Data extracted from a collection
┌────────

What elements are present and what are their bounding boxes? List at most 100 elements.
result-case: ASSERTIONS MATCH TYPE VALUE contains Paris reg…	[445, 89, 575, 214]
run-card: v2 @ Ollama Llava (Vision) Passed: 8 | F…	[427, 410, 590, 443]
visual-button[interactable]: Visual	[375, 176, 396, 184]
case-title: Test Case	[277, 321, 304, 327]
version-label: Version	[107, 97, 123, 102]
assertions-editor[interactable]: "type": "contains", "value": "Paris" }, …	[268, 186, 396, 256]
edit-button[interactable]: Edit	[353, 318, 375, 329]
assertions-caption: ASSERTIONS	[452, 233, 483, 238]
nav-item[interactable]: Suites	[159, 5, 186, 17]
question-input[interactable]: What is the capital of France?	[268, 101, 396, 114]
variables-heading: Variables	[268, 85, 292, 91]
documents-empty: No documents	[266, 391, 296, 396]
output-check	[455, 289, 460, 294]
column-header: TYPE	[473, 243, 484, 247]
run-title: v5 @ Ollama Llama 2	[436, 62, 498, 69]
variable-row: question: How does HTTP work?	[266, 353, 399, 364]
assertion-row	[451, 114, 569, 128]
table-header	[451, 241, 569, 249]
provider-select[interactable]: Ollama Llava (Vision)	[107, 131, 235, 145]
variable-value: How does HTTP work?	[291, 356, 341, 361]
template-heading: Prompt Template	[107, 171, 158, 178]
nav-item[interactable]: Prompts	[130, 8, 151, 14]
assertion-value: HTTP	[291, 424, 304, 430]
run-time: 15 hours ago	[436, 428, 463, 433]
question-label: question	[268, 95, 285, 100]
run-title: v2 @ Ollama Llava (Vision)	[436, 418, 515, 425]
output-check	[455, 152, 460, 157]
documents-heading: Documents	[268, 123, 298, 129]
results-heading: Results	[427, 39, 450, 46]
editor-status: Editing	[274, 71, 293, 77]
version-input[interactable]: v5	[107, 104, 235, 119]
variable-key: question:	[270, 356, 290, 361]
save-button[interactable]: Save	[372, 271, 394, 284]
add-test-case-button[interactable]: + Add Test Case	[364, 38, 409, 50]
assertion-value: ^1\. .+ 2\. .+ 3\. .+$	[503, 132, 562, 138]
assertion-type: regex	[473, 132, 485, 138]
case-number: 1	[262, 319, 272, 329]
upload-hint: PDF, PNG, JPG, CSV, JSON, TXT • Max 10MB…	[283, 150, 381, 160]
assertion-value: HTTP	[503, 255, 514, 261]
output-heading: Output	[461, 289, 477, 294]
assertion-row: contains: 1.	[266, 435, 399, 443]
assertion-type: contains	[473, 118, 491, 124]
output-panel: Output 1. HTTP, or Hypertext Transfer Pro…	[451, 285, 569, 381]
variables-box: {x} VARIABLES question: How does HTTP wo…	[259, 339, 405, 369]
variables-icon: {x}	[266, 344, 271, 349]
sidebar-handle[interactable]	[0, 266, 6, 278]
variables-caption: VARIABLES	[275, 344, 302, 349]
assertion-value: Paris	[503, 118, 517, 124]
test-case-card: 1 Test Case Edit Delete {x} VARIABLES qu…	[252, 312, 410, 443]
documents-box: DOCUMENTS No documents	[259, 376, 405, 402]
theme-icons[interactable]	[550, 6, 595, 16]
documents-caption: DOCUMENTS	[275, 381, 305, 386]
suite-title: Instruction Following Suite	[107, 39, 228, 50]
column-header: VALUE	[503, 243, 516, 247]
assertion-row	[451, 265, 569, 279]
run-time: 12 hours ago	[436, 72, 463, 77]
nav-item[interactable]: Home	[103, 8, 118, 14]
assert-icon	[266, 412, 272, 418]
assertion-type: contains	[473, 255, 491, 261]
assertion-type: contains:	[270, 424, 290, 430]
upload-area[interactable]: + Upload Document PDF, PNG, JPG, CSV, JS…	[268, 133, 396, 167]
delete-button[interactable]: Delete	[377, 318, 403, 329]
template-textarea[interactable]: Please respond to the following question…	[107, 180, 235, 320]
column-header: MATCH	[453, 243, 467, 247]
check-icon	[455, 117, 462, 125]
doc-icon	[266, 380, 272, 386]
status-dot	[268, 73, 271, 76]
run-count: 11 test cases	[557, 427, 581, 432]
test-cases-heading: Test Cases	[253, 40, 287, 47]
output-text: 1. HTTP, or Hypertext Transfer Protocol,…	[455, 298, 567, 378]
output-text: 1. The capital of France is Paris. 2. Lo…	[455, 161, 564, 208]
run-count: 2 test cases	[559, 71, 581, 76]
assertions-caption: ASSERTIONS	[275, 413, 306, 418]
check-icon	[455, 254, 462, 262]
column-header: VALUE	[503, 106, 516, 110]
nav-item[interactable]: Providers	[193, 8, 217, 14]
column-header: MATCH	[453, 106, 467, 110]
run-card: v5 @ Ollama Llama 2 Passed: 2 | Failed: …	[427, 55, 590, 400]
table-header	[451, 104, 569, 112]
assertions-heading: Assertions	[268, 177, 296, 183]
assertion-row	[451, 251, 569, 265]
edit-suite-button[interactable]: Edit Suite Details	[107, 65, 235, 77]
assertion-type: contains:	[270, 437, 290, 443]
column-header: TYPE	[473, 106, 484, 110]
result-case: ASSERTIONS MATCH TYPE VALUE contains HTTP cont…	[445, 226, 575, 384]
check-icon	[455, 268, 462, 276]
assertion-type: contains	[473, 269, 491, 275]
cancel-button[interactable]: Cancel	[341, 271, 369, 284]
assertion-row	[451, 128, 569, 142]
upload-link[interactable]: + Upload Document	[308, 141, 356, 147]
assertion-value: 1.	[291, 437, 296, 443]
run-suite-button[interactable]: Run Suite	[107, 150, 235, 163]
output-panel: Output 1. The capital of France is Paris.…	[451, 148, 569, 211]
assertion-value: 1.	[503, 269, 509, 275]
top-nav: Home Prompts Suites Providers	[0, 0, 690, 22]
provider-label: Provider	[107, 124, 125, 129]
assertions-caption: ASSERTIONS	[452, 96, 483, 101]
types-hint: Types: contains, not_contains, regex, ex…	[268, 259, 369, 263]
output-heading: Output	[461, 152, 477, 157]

└────────

YOUR GOAL:
Update the records starting with the first line and going on through the line with "5, 186, 17]", changing "Test Case" to "Test Scenario" and keeping everything else the same. Return only those lines.

COMPLETE RESPONSE:
What elements are present and what are their bounding boxes? List at most 100 elements.
result-case: ASSERTIONS MATCH TYPE VALUE contains Paris reg…	[445, 89, 575, 214]
run-card: v2 @ Ollama Llava (Vision) Passed: 8 | F…	[427, 410, 590, 443]
visual-button[interactable]: Visual	[375, 176, 396, 184]
case-title: Test Scenario	[277, 321, 304, 327]
version-label: Version	[107, 97, 123, 102]
assertions-editor[interactable]: "type": "contains", "value": "Paris" }, …	[268, 186, 396, 256]
edit-button[interactable]: Edit	[353, 318, 375, 329]
assertions-caption: ASSERTIONS	[452, 233, 483, 238]
nav-item[interactable]: Suites	[159, 5, 186, 17]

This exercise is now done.